## Goal:
Find the string "модель" in the records. Copy every line it appears in.

Collected data entries
****

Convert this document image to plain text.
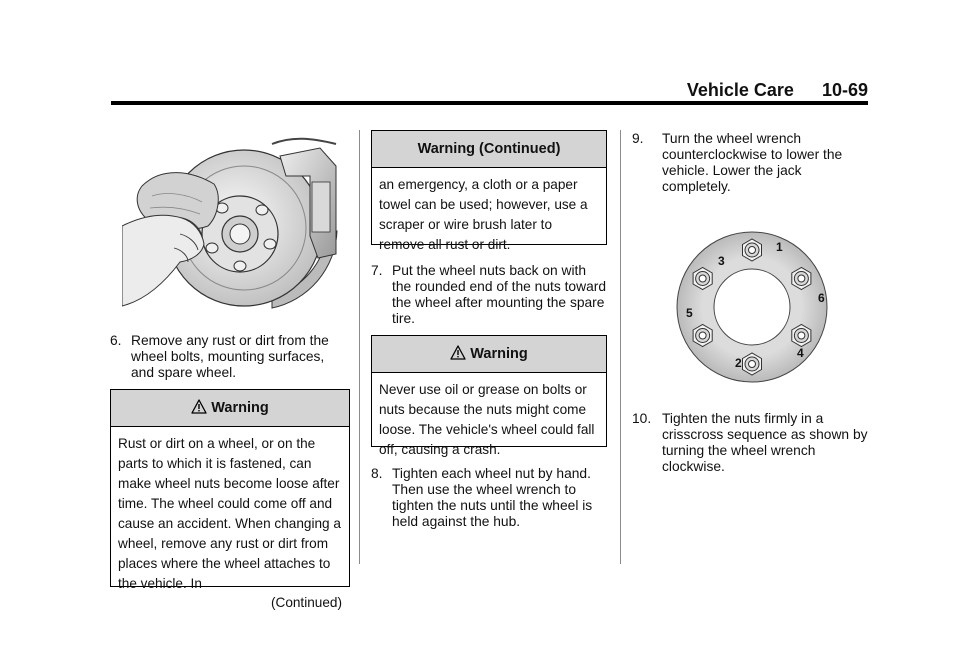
Vehicle Care 10-69
6. Remove any rust or dirt from the wheel bolts, mounting surfaces, and spare wheel.
Warning
Rust or dirt on a wheel, or on the parts to which it is fastened, can make wheel nuts become loose after time. The wheel could come off and cause an accident. When changing a wheel, remove any rust or dirt from places where the wheel attaches to the vehicle. In
(Continued)
Warning (Continued)
an emergency, a cloth or a paper towel can be used; however, use a scraper or wire brush later to remove all rust or dirt.
7. Put the wheel nuts back on with the rounded end of the nuts toward the wheel after mounting the spare tire.
Warning
Never use oil or grease on bolts or nuts because the nuts might come loose. The vehicle's wheel could fall off, causing a crash.
8. Tighten each wheel nut by hand. Then use the wheel wrench to tighten the nuts until the wheel is held against the hub.
9. Turn the wheel wrench counterclockwise to lower the vehicle. Lower the jack completely.
1
2
3
4
5
6
10. Tighten the nuts firmly in a crisscross sequence as shown by turning the wheel wrench clockwise.
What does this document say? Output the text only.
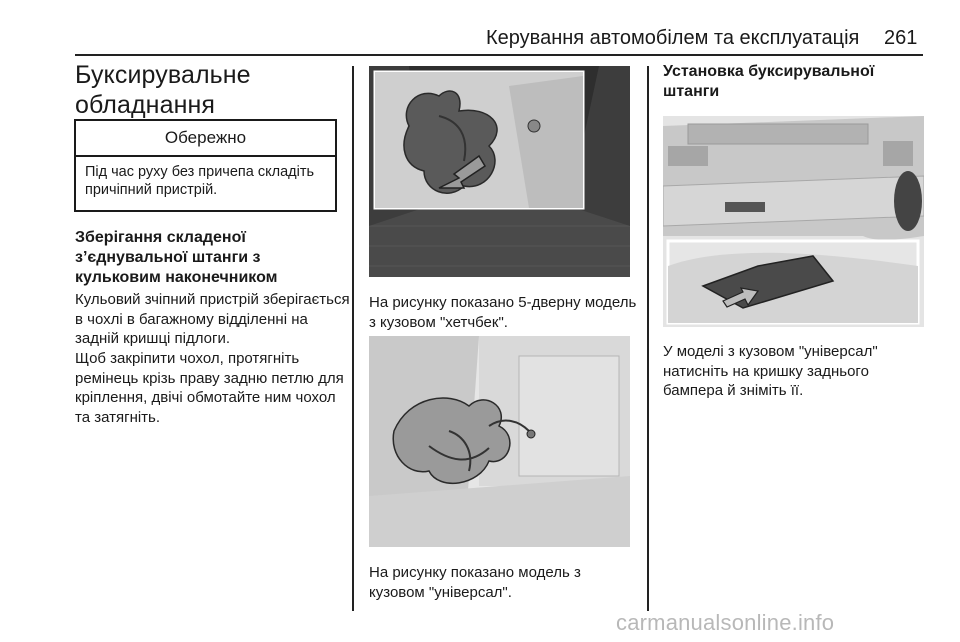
Керування автомобілем та експлуатація 261
Буксирувальне обладнання
Обережно
Під час руху без причепа складіть причіпний пристрій.
Зберігання складеної з’єднувальної штанги з кульковим наконечником

Кульовий зчіпний пристрій зберігається в чохлі в багажному відділенні на задній кришці підлоги.

Щоб закріпити чохол, протягніть ремінець крізь праву задню петлю для кріплення, двічі обмотайте ним чохол та затягніть.

На рисунку показано 5-дверну модель з кузовом "хетчбек".

На рисунку показано модель з кузовом "універсал".

Установка буксирувальної штанги

У моделі з кузовом "універсал" натисніть на кришку заднього бампера й зніміть її.

carmanualsonline.info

****

## Task solution:
На рисунку показано 5-дверну модель з кузовом "хетчбек".
На рисунку показано модель з кузовом "універсал".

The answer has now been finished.